## DATA EXCERPTS
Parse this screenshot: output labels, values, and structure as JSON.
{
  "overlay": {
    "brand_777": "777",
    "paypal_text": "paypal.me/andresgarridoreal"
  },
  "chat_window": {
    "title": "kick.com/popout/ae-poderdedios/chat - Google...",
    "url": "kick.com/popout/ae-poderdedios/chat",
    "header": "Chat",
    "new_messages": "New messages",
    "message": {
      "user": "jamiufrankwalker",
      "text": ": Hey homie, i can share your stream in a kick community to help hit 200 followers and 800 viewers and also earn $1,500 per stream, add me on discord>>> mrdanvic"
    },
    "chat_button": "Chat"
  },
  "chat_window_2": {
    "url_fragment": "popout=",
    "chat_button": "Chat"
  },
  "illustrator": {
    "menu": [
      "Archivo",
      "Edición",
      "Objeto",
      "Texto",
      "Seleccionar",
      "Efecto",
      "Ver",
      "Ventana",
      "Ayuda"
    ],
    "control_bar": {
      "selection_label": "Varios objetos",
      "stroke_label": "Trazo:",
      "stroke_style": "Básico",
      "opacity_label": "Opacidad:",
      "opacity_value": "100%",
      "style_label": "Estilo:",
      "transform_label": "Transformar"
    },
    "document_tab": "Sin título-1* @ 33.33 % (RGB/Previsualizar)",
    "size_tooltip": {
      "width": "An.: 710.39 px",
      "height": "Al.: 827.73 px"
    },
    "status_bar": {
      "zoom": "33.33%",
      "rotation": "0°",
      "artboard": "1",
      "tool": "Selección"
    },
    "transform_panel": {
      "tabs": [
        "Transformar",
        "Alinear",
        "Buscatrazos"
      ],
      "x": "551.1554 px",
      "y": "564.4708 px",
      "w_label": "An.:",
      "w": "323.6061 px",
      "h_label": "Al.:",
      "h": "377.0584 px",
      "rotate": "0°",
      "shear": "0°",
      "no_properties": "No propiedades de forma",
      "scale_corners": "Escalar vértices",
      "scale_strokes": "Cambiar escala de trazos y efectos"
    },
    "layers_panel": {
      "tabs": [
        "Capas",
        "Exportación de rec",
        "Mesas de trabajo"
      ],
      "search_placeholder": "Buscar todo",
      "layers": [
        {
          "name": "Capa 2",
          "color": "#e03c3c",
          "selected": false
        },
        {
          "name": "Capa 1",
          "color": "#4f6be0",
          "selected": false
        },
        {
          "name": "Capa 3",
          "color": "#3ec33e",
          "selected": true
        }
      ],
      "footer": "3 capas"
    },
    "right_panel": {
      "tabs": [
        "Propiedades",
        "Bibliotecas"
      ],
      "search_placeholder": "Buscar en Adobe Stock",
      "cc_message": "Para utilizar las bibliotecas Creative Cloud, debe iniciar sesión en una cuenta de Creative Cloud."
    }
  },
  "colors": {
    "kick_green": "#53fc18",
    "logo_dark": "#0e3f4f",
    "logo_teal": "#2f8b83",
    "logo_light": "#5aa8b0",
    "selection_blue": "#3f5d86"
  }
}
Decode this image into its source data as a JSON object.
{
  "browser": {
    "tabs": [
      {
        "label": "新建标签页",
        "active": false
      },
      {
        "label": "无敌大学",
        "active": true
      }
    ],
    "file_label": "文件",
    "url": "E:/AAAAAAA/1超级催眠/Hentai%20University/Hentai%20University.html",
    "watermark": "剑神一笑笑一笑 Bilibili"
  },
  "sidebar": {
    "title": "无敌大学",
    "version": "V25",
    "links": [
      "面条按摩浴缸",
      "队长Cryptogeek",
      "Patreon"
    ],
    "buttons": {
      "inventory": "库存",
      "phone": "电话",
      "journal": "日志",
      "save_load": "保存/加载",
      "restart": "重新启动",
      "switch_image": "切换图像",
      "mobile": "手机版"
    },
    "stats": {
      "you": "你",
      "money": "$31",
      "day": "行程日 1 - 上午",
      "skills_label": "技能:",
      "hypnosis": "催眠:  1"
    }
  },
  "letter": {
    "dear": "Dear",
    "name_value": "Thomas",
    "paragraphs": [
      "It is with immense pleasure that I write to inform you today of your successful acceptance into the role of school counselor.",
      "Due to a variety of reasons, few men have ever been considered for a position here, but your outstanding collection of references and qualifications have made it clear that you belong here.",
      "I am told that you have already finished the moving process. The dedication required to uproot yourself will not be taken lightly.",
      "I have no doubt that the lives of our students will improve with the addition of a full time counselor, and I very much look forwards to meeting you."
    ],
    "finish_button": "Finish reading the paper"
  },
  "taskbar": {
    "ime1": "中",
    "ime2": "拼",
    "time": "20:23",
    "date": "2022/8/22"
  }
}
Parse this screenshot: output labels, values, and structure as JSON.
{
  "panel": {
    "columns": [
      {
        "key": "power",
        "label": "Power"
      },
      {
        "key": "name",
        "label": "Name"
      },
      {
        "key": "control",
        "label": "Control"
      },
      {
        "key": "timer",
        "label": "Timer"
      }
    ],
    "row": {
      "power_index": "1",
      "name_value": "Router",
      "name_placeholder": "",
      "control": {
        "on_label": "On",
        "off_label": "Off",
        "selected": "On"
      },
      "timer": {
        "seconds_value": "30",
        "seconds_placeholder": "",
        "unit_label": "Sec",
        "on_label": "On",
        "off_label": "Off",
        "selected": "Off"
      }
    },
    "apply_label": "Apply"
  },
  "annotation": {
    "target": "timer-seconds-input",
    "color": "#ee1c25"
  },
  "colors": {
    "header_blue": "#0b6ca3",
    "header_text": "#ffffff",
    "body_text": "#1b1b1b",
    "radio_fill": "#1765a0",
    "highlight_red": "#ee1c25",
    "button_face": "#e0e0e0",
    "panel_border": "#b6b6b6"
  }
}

## PROMPT
Repeat the listing exactly, from its first line to its last.

## WRITTEN ANSWER
Parse this screenshot: output labels, values, and structure as JSON.
{
  "overlay": {
    "brand_777": "777",
    "paypal_text": "paypal.me/andresgarridoreal"
  },
  "chat_window": {
    "title": "kick.com/popout/ae-poderdedios/chat - Google...",
    "url": "kick.com/popout/ae-poderdedios/chat",
    "header": "Chat",
    "new_messages": "New messages",
    "message": {
      "user": "jamiufrankwalker",
      "text": ": Hey homie, i can share your stream in a kick community to help hit 200 followers and 800 viewers and also earn $1,500 per stream, add me on discord>>> mrdanvic"
    },
    "chat_button": "Chat"
  },
  "chat_window_2": {
    "url_fragment": "popout=",
    "chat_button": "Chat"
  },
  "illustrator": {
    "menu": [
      "Archivo",
      "Edición",
      "Objeto",
      "Texto",
      "Seleccionar",
      "Efecto",
      "Ver",
      "Ventana",
      "Ayuda"
    ],
    "control_bar": {
      "selection_label": "Varios objetos",
      "stroke_label": "Trazo:",
      "stroke_style": "Básico",
      "opacity_label": "Opacidad:",
      "opacity_value": "100%",
      "style_label": "Estilo:",
      "transform_label": "Transformar"
    },
    "document_tab": "Sin título-1* @ 33.33 % (RGB/Previsualizar)",
    "size_tooltip": {
      "width": "An.: 710.39 px",
      "height": "Al.: 827.73 px"
    },
    "status_bar": {
      "zoom": "33.33%",
      "rotation": "0°",
      "artboard": "1",
      "tool": "Selección"
    },
    "transform_panel": {
      "tabs": [
        "Transformar",
        "Alinear",
        "Buscatrazos"
      ],
      "x": "551.1554 px",
      "y": "564.4708 px",
      "w_label": "An.:",
      "w": "323.6061 px",
      "h_label": "Al.:",
      "h": "377.0584 px",
      "rotate": "0°",
      "shear": "0°",
      "no_properties": "No propiedades de forma",
      "scale_corners": "Escalar vértices",
      "scale_strokes": "Cambiar escala de trazos y efectos"
    },
    "layers_panel": {
      "tabs": [
        "Capas",
        "Exportación de rec",
        "Mesas de trabajo"
      ],
      "search_placeholder": "Buscar todo",
      "layers": [
        {
          "name": "Capa 2",
          "color": "#e03c3c",
          "selected": false
        },
        {
          "name": "Capa 1",
          "color": "#4f6be0",
          "selected": false
        },
        {
          "name": "Capa 3",
          "color": "#3ec33e",
          "selected": true
        }
      ],
      "footer": "3 capas"
    },
    "right_panel": {
      "tabs": [
        "Propiedades",
        "Bibliotecas"
      ],
      "search_placeholder": "Buscar en Adobe Stock",
      "cc_message": "Para utilizar las bibliotecas Creative Cloud, debe iniciar sesión en una cuenta de Creative Cloud."
    }
  },
  "colors": {
    "kick_green": "#53fc18",
    "logo_dark": "#0e3f4f",
    "logo_teal": "#2f8b83",
    "logo_light": "#5aa8b0",
    "selection_blue": "#3f5d86"
  }
}
Decode this image into its source data as a JSON object.
{
  "browser": {
    "tabs": [
      {
        "label": "新建标签页",
        "active": false
      },
      {
        "label": "无敌大学",
        "active": true
      }
    ],
    "file_label": "文件",
    "url": "E:/AAAAAAA/1超级催眠/Hentai%20University/Hentai%20University.html",
    "watermark": "剑神一笑笑一笑 Bilibili"
  },
  "sidebar": {
    "title": "无敌大学",
    "version": "V25",
    "links": [
      "面条按摩浴缸",
      "队长Cryptogeek",
      "Patreon"
    ],
    "buttons": {
      "inventory": "库存",
      "phone": "电话",
      "journal": "日志",
      "save_load": "保存/加载",
      "restart": "重新启动",
      "switch_image": "切换图像",
      "mobile": "手机版"
    },
    "stats": {
      "you": "你",
      "money": "$31",
      "day": "行程日 1 - 上午",
      "skills_label": "技能:",
      "hypnosis": "催眠:  1"
    }
  },
  "letter": {
    "dear": "Dear",
    "name_value": "Thomas",
    "paragraphs": [
      "It is with immense pleasure that I write to inform you today of your successful acceptance into the role of school counselor.",
      "Due to a variety of reasons, few men have ever been considered for a position here, but your outstanding collection of references and qualifications have made it clear that you belong here.",
      "I am told that you have already finished the moving process. The dedication required to uproot yourself will not be taken lightly.",
      "I have no doubt that the lives of our students will improve with the addition of a full time counselor, and I very much look forwards to meeting you."
    ],
    "finish_button": "Finish reading the paper"
  },
  "taskbar": {
    "ime1": "中",
    "ime2": "拼",
    "time": "20:23",
    "date": "2022/8/22"
  }
}
Parse this screenshot: output labels, values, and structure as JSON.
{
  "panel": {
    "columns": [
      {
        "key": "power",
        "label": "Power"
      },
      {
        "key": "name",
        "label": "Name"
      },
      {
        "key": "control",
        "label": "Control"
      },
      {
        "key": "timer",
        "label": "Timer"
      }
    ],
    "row": {
      "power_index": "1",
      "name_value": "Router",
      "name_placeholder": "",
      "control": {
        "on_label": "On",
        "off_label": "Off",
        "selected": "On"
      },
      "timer": {
        "seconds_value": "30",
        "seconds_placeholder": "",
        "unit_label": "Sec",
        "on_label": "On",
        "off_label": "Off",
        "selected": "Off"
      }
    },
    "apply_label": "Apply"
  },
  "annotation": {
    "target": "timer-seconds-input",
    "color": "#ee1c25"
  },
  "colors": {
    "header_blue": "#0b6ca3",
    "header_text": "#ffffff",
    "body_text": "#1b1b1b",
    "radio_fill": "#1765a0",
    "highlight_red": "#ee1c25",
    "button_face": "#e0e0e0",
    "panel_border": "#b6b6b6"
  }
}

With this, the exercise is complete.